Set down the records once more, please, exactly and with the pictures left out.

▶ [Data supplied]
# # # # #

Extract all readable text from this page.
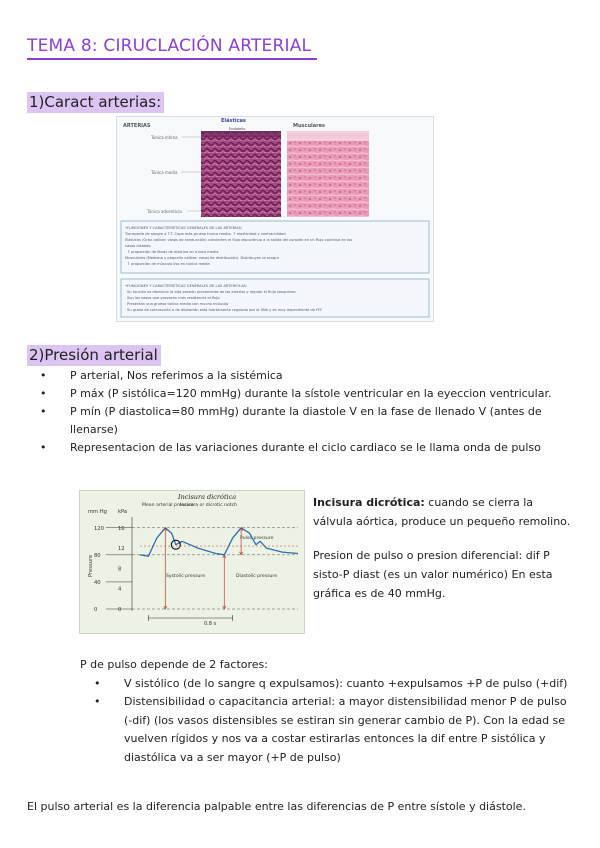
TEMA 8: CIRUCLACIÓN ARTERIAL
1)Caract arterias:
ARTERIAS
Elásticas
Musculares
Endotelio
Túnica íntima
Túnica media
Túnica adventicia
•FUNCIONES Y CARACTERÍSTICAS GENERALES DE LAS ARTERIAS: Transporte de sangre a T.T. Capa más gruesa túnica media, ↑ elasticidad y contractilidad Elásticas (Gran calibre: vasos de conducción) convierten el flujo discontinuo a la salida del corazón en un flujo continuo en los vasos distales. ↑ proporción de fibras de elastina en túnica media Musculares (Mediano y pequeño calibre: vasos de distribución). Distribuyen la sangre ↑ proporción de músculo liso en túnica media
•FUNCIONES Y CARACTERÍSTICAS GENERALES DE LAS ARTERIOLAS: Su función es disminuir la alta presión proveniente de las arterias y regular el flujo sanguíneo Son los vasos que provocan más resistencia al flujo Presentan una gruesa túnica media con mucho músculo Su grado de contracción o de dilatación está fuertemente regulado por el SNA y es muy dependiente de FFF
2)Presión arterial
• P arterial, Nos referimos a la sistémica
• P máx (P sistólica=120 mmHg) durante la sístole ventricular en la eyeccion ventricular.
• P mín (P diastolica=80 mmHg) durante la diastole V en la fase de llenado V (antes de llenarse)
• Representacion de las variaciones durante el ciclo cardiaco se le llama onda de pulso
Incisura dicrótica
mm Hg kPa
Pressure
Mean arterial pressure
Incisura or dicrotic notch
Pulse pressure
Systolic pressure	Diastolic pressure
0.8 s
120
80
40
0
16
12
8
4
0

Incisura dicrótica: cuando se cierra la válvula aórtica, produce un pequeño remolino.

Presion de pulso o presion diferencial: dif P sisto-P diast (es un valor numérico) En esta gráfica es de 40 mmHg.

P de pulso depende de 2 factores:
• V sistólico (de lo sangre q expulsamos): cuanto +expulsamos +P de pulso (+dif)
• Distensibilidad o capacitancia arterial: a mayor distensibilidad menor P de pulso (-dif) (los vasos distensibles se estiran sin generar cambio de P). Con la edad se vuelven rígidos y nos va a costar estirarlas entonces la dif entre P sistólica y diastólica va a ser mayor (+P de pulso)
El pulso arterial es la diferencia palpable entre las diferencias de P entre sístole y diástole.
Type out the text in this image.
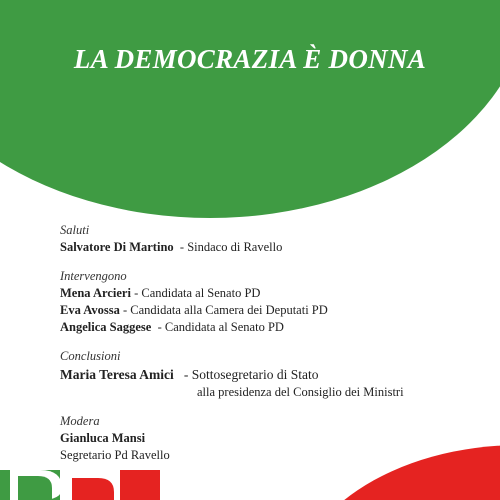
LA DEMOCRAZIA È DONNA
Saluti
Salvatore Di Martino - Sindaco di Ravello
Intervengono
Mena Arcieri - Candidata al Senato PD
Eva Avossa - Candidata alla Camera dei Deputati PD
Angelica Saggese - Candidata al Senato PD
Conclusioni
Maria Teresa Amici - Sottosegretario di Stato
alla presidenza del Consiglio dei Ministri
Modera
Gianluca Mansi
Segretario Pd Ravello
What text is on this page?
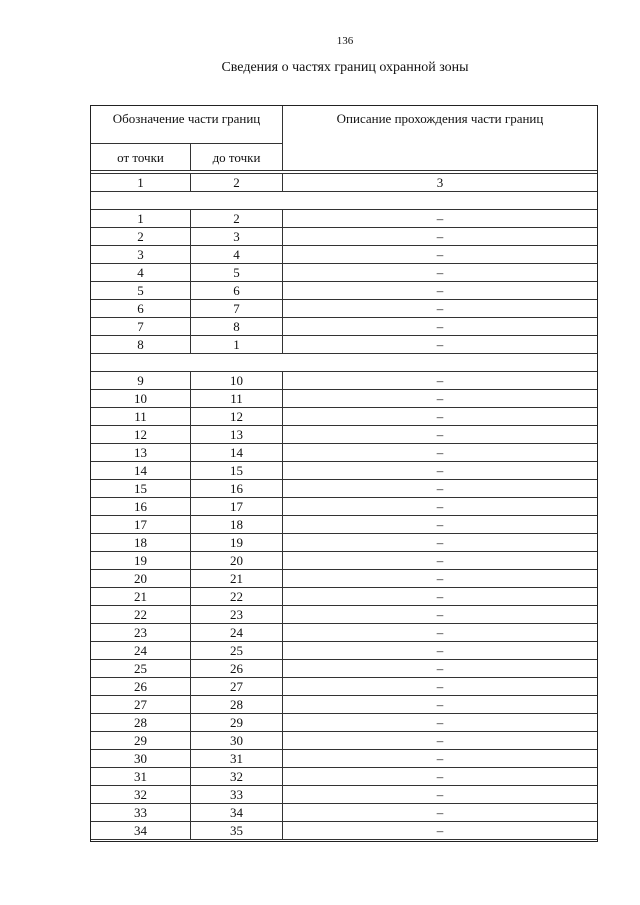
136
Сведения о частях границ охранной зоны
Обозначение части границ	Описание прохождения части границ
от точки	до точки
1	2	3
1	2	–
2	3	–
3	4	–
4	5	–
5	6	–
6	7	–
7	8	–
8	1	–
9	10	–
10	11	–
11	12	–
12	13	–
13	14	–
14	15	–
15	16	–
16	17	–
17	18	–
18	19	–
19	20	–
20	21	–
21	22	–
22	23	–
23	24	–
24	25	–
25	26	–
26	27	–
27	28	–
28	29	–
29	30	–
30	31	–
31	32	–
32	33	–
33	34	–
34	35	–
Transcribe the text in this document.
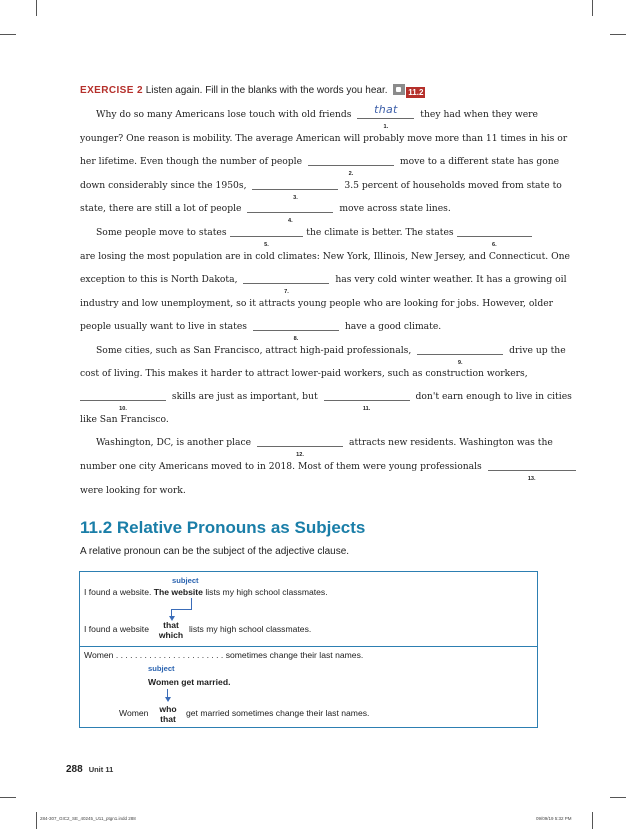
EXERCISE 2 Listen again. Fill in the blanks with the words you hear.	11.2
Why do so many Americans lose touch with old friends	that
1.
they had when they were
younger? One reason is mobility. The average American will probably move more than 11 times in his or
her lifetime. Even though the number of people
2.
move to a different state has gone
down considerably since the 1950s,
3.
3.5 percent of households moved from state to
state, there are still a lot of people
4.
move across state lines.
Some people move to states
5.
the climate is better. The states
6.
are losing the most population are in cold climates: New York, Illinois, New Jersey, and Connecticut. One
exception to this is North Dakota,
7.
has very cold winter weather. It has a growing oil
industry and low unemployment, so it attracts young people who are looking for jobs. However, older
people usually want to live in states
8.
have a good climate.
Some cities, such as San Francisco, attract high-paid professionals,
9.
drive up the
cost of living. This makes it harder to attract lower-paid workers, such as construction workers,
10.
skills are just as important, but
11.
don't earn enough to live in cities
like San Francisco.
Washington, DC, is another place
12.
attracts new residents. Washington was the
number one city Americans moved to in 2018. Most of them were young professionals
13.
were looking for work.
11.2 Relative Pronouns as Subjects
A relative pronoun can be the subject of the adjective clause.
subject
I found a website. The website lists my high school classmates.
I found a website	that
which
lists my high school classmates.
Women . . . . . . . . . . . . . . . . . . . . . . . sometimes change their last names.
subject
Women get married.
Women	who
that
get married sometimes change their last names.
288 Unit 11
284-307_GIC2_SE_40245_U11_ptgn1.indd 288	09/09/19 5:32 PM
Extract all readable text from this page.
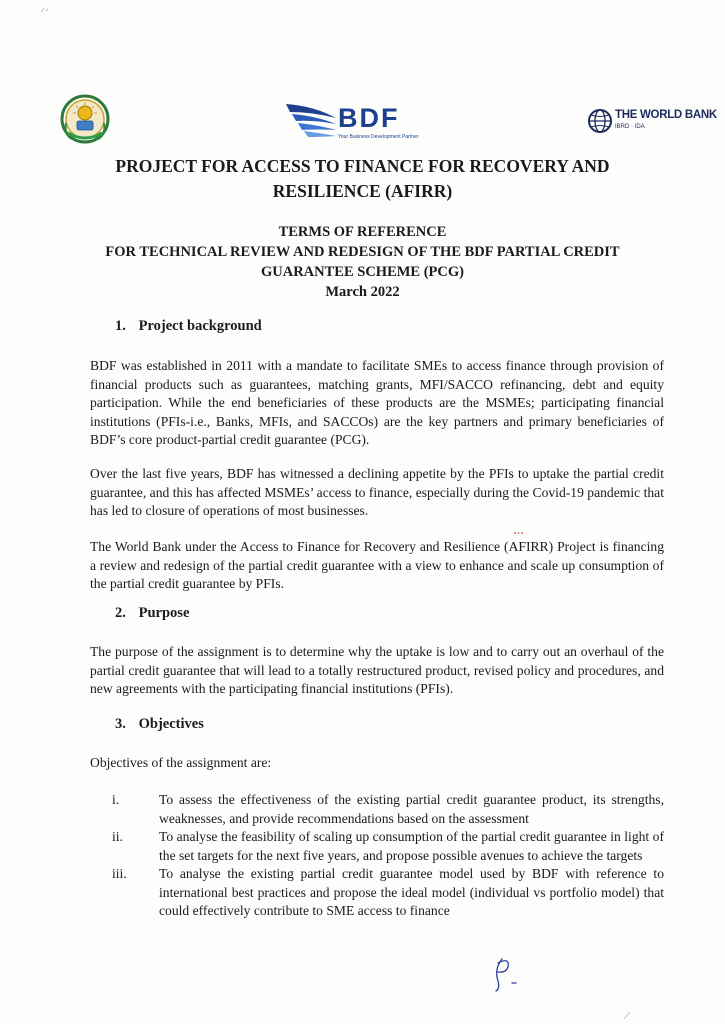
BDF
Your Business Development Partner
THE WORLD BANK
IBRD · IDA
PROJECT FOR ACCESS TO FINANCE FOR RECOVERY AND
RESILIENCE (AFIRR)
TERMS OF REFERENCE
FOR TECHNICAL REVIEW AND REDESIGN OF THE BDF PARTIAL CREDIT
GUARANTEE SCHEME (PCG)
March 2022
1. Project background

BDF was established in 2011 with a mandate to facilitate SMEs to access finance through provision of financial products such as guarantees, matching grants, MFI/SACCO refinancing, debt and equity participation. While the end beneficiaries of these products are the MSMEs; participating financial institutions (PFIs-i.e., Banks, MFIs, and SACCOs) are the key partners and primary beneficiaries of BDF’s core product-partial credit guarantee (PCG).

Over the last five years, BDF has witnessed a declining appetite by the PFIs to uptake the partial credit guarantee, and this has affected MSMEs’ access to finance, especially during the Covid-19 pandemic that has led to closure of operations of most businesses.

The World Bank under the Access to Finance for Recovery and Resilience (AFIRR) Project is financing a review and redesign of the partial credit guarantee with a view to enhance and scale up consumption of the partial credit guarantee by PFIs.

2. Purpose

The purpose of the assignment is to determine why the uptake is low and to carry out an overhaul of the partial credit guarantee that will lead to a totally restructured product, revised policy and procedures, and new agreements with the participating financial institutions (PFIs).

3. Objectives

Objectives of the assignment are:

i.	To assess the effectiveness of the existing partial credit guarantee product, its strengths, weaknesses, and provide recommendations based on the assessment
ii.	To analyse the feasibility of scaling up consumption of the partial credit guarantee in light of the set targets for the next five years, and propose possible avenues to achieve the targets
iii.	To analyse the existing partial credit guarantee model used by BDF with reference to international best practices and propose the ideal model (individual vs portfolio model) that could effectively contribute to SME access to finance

# # # # #

▶ [Final result]
Extract all readable text from this page.
TEMA 8: CIRUCLACIÓN ARTERIAL
1)Caract arterias:
ARTERIAS
Elásticas
Musculares
Endotelio
Túnica íntima
Túnica media
Túnica adventicia
•FUNCIONES Y CARACTERÍSTICAS GENERALES DE LAS ARTERIAS: Transporte de sangre a T.T. Capa más gruesa túnica media, ↑ elasticidad y contractilidad Elásticas (Gran calibre: vasos de conducción) convierten el flujo discontinuo a la salida del corazón en un flujo continuo en los vasos distales. ↑ proporción de fibras de elastina en túnica media Musculares (Mediano y pequeño calibre: vasos de distribución). Distribuyen la sangre ↑ proporción de músculo liso en túnica media
•FUNCIONES Y CARACTERÍSTICAS GENERALES DE LAS ARTERIOLAS: Su función es disminuir la alta presión proveniente de las arterias y regular el flujo sanguíneo Son los vasos que provocan más resistencia al flujo Presentan una gruesa túnica media con mucho músculo Su grado de contracción o de dilatación está fuertemente regulado por el SNA y es muy dependiente de FFF
2)Presión arterial
• P arterial, Nos referimos a la sistémica
• P máx (P sistólica=120 mmHg) durante la sístole ventricular en la eyeccion ventricular.
• P mín (P diastolica=80 mmHg) durante la diastole V en la fase de llenado V (antes de llenarse)
• Representacion de las variaciones durante el ciclo cardiaco se le llama onda de pulso
Incisura dicrótica
mm Hg kPa
Pressure
Mean arterial pressure
Incisura or dicrotic notch
Pulse pressure
Systolic pressure	Diastolic pressure
0.8 s
120
80
40
0
16
12
8
4
0

Incisura dicrótica: cuando se cierra la válvula aórtica, produce un pequeño remolino.

Presion de pulso o presion diferencial: dif P sisto-P diast (es un valor numérico) En esta gráfica es de 40 mmHg.

P de pulso depende de 2 factores:
• V sistólico (de lo sangre q expulsamos): cuanto +expulsamos +P de pulso (+dif)
• Distensibilidad o capacitancia arterial: a mayor distensibilidad menor P de pulso (-dif) (los vasos distensibles se estiran sin generar cambio de P). Con la edad se vuelven rígidos y nos va a costar estirarlas entonces la dif entre P sistólica y diastólica va a ser mayor (+P de pulso)
El pulso arterial es la diferencia palpable entre las diferencias de P entre sístole y diástole.
Type out the text in this image.
LA DEMOCRAZIA È DONNA
Saluti
Salvatore Di Martino - Sindaco di Ravello
Intervengono
Mena Arcieri - Candidata al Senato PD
Eva Avossa - Candidata alla Camera dei Deputati PD
Angelica Saggese - Candidata al Senato PD
Conclusioni
Maria Teresa Amici - Sottosegretario di Stato
alla presidenza del Consiglio dei Ministri
Modera
Gianluca Mansi
Segretario Pd Ravello
What text is on this page?
136
Сведения о частях границ охранной зоны
Обозначение части границ	Описание прохождения части границ
от точки	до точки
1	2	3
1	2	–
2	3	–
3	4	–
4	5	–
5	6	–
6	7	–
7	8	–
8	1	–
9	10	–
10	11	–
11	12	–
12	13	–
13	14	–
14	15	–
15	16	–
16	17	–
17	18	–
18	19	–
19	20	–
20	21	–
21	22	–
22	23	–
23	24	–
24	25	–
25	26	–
26	27	–
27	28	–
28	29	–
29	30	–
30	31	–
31	32	–
32	33	–
33	34	–
34	35	–
Transcribe the text in this document.
EXERCISE 2 Listen again. Fill in the blanks with the words you hear.	11.2
Why do so many Americans lose touch with old friends	that
1.
they had when they were
younger? One reason is mobility. The average American will probably move more than 11 times in his or
her lifetime. Even though the number of people
2.
move to a different state has gone
down considerably since the 1950s,
3.
3.5 percent of households moved from state to
state, there are still a lot of people
4.
move across state lines.
Some people move to states
5.
the climate is better. The states
6.
are losing the most population are in cold climates: New York, Illinois, New Jersey, and Connecticut. One
exception to this is North Dakota,
7.
has very cold winter weather. It has a growing oil
industry and low unemployment, so it attracts young people who are looking for jobs. However, older
people usually want to live in states
8.
have a good climate.
Some cities, such as San Francisco, attract high-paid professionals,
9.
drive up the
cost of living. This makes it harder to attract lower-paid workers, such as construction workers,
10.
skills are just as important, but
11.
don't earn enough to live in cities
like San Francisco.
Washington, DC, is another place
12.
attracts new residents. Washington was the
number one city Americans moved to in 2018. Most of them were young professionals
13.
were looking for work.
11.2 Relative Pronouns as Subjects
A relative pronoun can be the subject of the adjective clause.
subject
I found a website. The website lists my high school classmates.
I found a website	that
which
lists my high school classmates.
Women . . . . . . . . . . . . . . . . . . . . . . . sometimes change their last names.
subject
Women get married.
Women	who
that
get married sometimes change their last names.
288 Unit 11
284-307_GIC2_SE_40245_U11_ptgn1.indd 288	09/09/19 5:32 PM
Extract all readable text from this page.
BDF
Your Business Development Partner
THE WORLD BANK
IBRD · IDA
PROJECT FOR ACCESS TO FINANCE FOR RECOVERY AND
RESILIENCE (AFIRR)
TERMS OF REFERENCE
FOR TECHNICAL REVIEW AND REDESIGN OF THE BDF PARTIAL CREDIT
GUARANTEE SCHEME (PCG)
March 2022
1. Project background

BDF was established in 2011 with a mandate to facilitate SMEs to access finance through provision of financial products such as guarantees, matching grants, MFI/SACCO refinancing, debt and equity participation. While the end beneficiaries of these products are the MSMEs; participating financial institutions (PFIs-i.e., Banks, MFIs, and SACCOs) are the key partners and primary beneficiaries of BDF’s core product-partial credit guarantee (PCG).

Over the last five years, BDF has witnessed a declining appetite by the PFIs to uptake the partial credit guarantee, and this has affected MSMEs’ access to finance, especially during the Covid-19 pandemic that has led to closure of operations of most businesses.

The World Bank under the Access to Finance for Recovery and Resilience (AFIRR) Project is financing a review and redesign of the partial credit guarantee with a view to enhance and scale up consumption of the partial credit guarantee by PFIs.

2. Purpose

The purpose of the assignment is to determine why the uptake is low and to carry out an overhaul of the partial credit guarantee that will lead to a totally restructured product, revised policy and procedures, and new agreements with the participating financial institutions (PFIs).

3. Objectives

Objectives of the assignment are:

i.	To assess the effectiveness of the existing partial credit guarantee product, its strengths, weaknesses, and provide recommendations based on the assessment
ii.	To analyse the feasibility of scaling up consumption of the partial credit guarantee in light of the set targets for the next five years, and propose possible avenues to achieve the targets
iii.	To analyse the existing partial credit guarantee model used by BDF with reference to international best practices and propose the ideal model (individual vs portfolio model) that could effectively contribute to SME access to finance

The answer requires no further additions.